[Supplied information]
····················

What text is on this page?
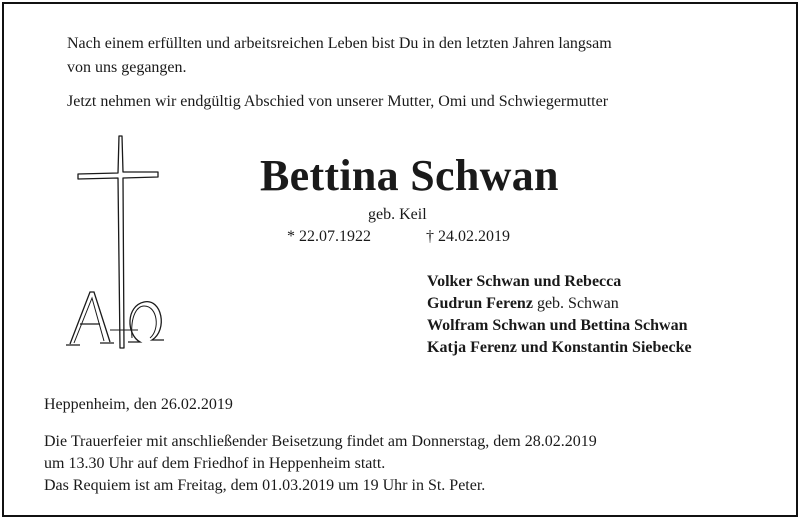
Nach einem erfüllten und arbeitsreichen Leben bist Du in den letzten Jahren langsam
von uns gegangen.
Jetzt nehmen wir endgültig Abschied von unserer Mutter, Omi und Schwiegermutter
Bettina Schwan
geb. Keil
* 22.07.1922	† 24.02.2019
Volker Schwan und Rebecca
Gudrun Ferenz geb. Schwan
Wolfram Schwan und Bettina Schwan
Katja Ferenz und Konstantin Siebecke
Heppenheim, den 26.02.2019
Die Trauerfeier mit anschließender Beisetzung findet am Donnerstag, dem 28.02.2019
um 13.30 Uhr auf dem Friedhof in Heppenheim statt.
Das Requiem ist am Freitag, dem 01.03.2019 um 19 Uhr in St. Peter.
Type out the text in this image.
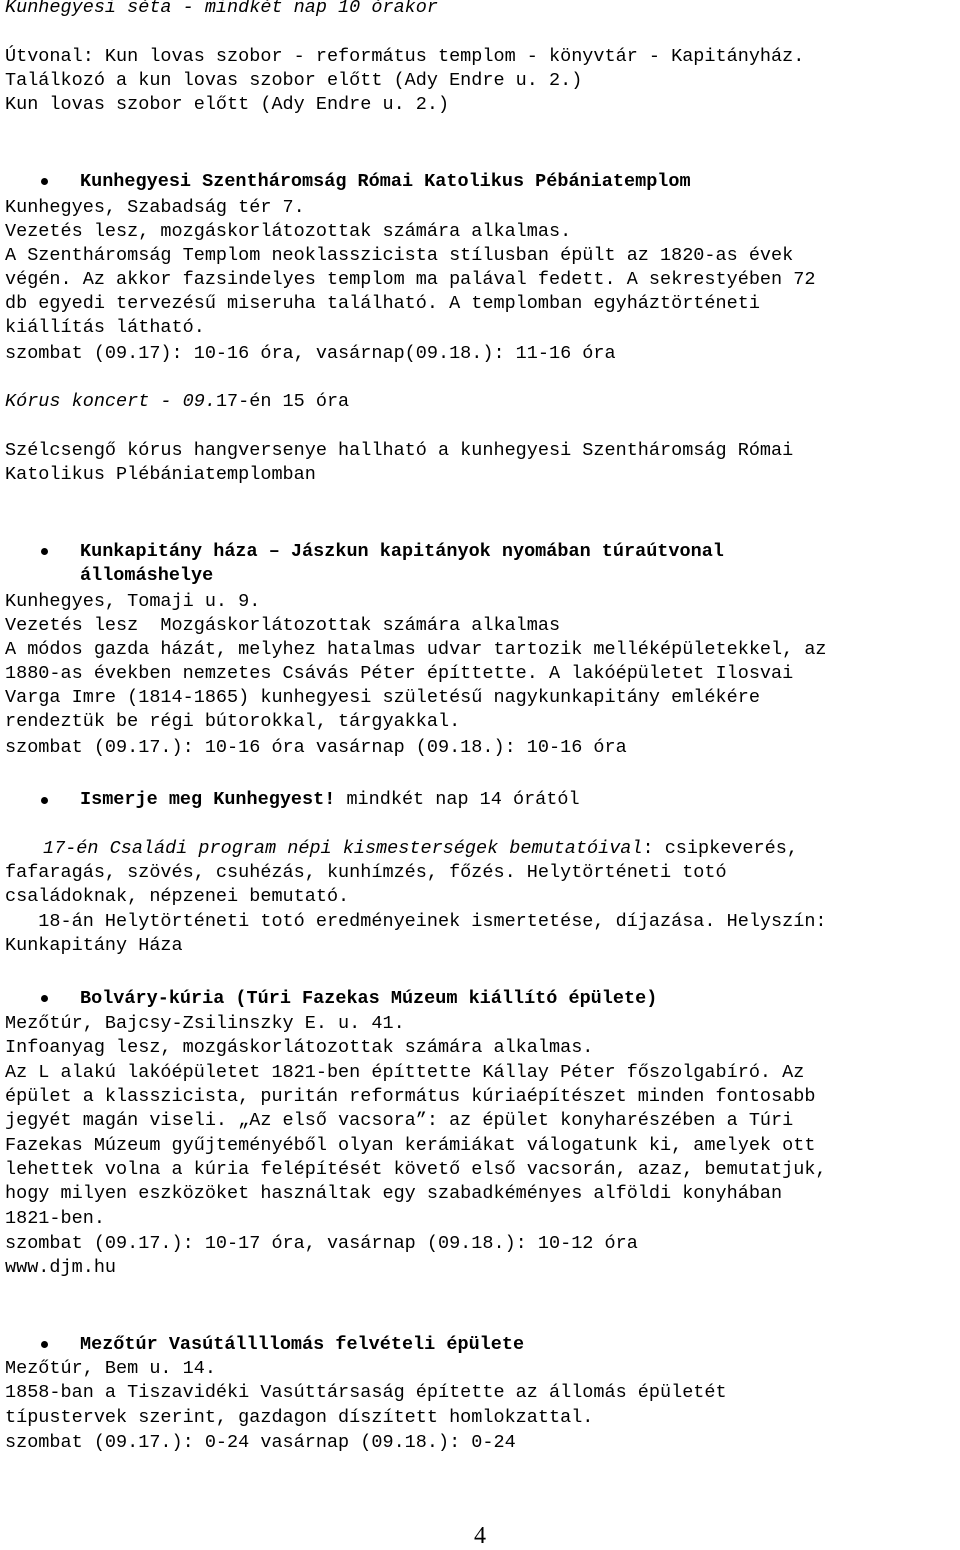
Kunhegyesi séta - mindkét nap 10 órakor
Útvonal: Kun lovas szobor - református templom - könyvtár - Kapitányház.
Találkozó a kun lovas szobor előtt (Ady Endre u. 2.)
Kun lovas szobor előtt (Ady Endre u. 2.)
Kunhegyesi Szentháromság Római Katolikus Pébániatemplom
Kunhegyes, Szabadság tér 7.
Vezetés lesz, mozgáskorlátozottak számára alkalmas.
A Szentháromság Templom neoklasszicista stílusban épült az 1820-as évek
végén. Az akkor fazsindelyes templom ma palával fedett. A sekrestyében 72
db egyedi tervezésű miseruha található. A templomban egyháztörténeti
kiállítás látható.
szombat (09.17): 10-16 óra, vasárnap(09.18.): 11-16 óra
Kórus koncert - 09.17-én 15 óra
Szélcsengő kórus hangversenye hallható a kunhegyesi Szentháromság Római
Katolikus Plébániatemplomban
Kunkapitány háza – Jászkun kapitányok nyomában túraútvonal
állomáshelye
Kunhegyes, Tomaji u. 9.
Vezetés lesz  Mozgáskorlátozottak számára alkalmas
A módos gazda házát, melyhez hatalmas udvar tartozik melléképületekkel, az
1880-as években nemzetes Csávás Péter építtette. A lakóépületet Ilosvai
Varga Imre (1814-1865) kunhegyesi születésű nagykunkapitány emlékére
rendeztük be régi bútorokkal, tárgyakkal.
szombat (09.17.): 10-16 óra vasárnap (09.18.): 10-16 óra
Ismerje meg Kunhegyest! mindkét nap 14 órától
17-én Családi program népi kismesterségek bemutatóival: csipkeverés,
fafaragás, szövés, csuhézás, kunhímzés, főzés. Helytörténeti totó
családoknak, népzenei bemutató.
18-án Helytörténeti totó eredményeinek ismertetése, díjazása. Helyszín:
Kunkapitány Háza
Bolváry-kúria (Túri Fazekas Múzeum kiállító épülete)
Mezőtúr, Bajcsy-Zsilinszky E. u. 41.
Infoanyag lesz, mozgáskorlátozottak számára alkalmas.
Az L alakú lakóépületet 1821-ben építtette Kállay Péter főszolgabíró. Az
épület a klasszicista, puritán református kúriaépítészet minden fontosabb
jegyét magán viseli. „Az első vacsora”: az épület konyharészében a Túri
Fazekas Múzeum gyűjteményéből olyan kerámiákat válogatunk ki, amelyek ott
lehettek volna a kúria felépítését követő első vacsorán, azaz, bemutatjuk,
hogy milyen eszközöket használtak egy szabadkéményes alföldi konyhában
1821-ben.
szombat (09.17.): 10-17 óra, vasárnap (09.18.): 10-12 óra
www.djm.hu
Mezőtúr Vasútállllomás felvételi épülete
Mezőtúr, Bem u. 14.
1858-ban a Tiszavidéki Vasúttársaság építette az állomás épületét
típustervek szerint, gazdagon díszített homlokzattal.
szombat (09.17.): 0-24 vasárnap (09.18.): 0-24
4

····················

[Your instructions]
Print each line of the material above exactly, with the pictures removed from your copy.

[Reply to the exercise]
What text is on this page?
Nach einem erfüllten und arbeitsreichen Leben bist Du in den letzten Jahren langsam
von uns gegangen.
Jetzt nehmen wir endgültig Abschied von unserer Mutter, Omi und Schwiegermutter
Bettina Schwan
geb. Keil
* 22.07.1922	† 24.02.2019
Volker Schwan und Rebecca
Gudrun Ferenz geb. Schwan
Wolfram Schwan und Bettina Schwan
Katja Ferenz und Konstantin Siebecke
Heppenheim, den 26.02.2019
Die Trauerfeier mit anschließender Beisetzung findet am Donnerstag, dem 28.02.2019
um 13.30 Uhr auf dem Friedhof in Heppenheim statt.
Das Requiem ist am Freitag, dem 01.03.2019 um 19 Uhr in St. Peter.
Type out the text in this image.
Kunhegyesi séta - mindkét nap 10 órakor
Útvonal: Kun lovas szobor - református templom - könyvtár - Kapitányház.
Találkozó a kun lovas szobor előtt (Ady Endre u. 2.)
Kun lovas szobor előtt (Ady Endre u. 2.)
Kunhegyesi Szentháromság Római Katolikus Pébániatemplom
Kunhegyes, Szabadság tér 7.
Vezetés lesz, mozgáskorlátozottak számára alkalmas.
A Szentháromság Templom neoklasszicista stílusban épült az 1820-as évek
végén. Az akkor fazsindelyes templom ma palával fedett. A sekrestyében 72
db egyedi tervezésű miseruha található. A templomban egyháztörténeti
kiállítás látható.
szombat (09.17): 10-16 óra, vasárnap(09.18.): 11-16 óra
Kórus koncert - 09.17-én 15 óra
Szélcsengő kórus hangversenye hallható a kunhegyesi Szentháromság Római
Katolikus Plébániatemplomban
Kunkapitány háza – Jászkun kapitányok nyomában túraútvonal
állomáshelye
Kunhegyes, Tomaji u. 9.
Vezetés lesz  Mozgáskorlátozottak számára alkalmas
A módos gazda házát, melyhez hatalmas udvar tartozik melléképületekkel, az
1880-as években nemzetes Csávás Péter építtette. A lakóépületet Ilosvai
Varga Imre (1814-1865) kunhegyesi születésű nagykunkapitány emlékére
rendeztük be régi bútorokkal, tárgyakkal.
szombat (09.17.): 10-16 óra vasárnap (09.18.): 10-16 óra
Ismerje meg Kunhegyest! mindkét nap 14 órától
17-én Családi program népi kismesterségek bemutatóival: csipkeverés,
fafaragás, szövés, csuhézás, kunhímzés, főzés. Helytörténeti totó
családoknak, népzenei bemutató.
18-án Helytörténeti totó eredményeinek ismertetése, díjazása. Helyszín:
Kunkapitány Háza
Bolváry-kúria (Túri Fazekas Múzeum kiállító épülete)
Mezőtúr, Bajcsy-Zsilinszky E. u. 41.
Infoanyag lesz, mozgáskorlátozottak számára alkalmas.
Az L alakú lakóépületet 1821-ben építtette Kállay Péter főszolgabíró. Az
épület a klasszicista, puritán református kúriaépítészet minden fontosabb
jegyét magán viseli. „Az első vacsora”: az épület konyharészében a Túri
Fazekas Múzeum gyűjteményéből olyan kerámiákat válogatunk ki, amelyek ott
lehettek volna a kúria felépítését követő első vacsorán, azaz, bemutatjuk,
hogy milyen eszközöket használtak egy szabadkéményes alföldi konyhában
1821-ben.
szombat (09.17.): 10-17 óra, vasárnap (09.18.): 10-12 óra
www.djm.hu
Mezőtúr Vasútállllomás felvételi épülete
Mezőtúr, Bem u. 14.
1858-ban a Tiszavidéki Vasúttársaság építette az állomás épületét
típustervek szerint, gazdagon díszített homlokzattal.
szombat (09.17.): 0-24 vasárnap (09.18.): 0-24
4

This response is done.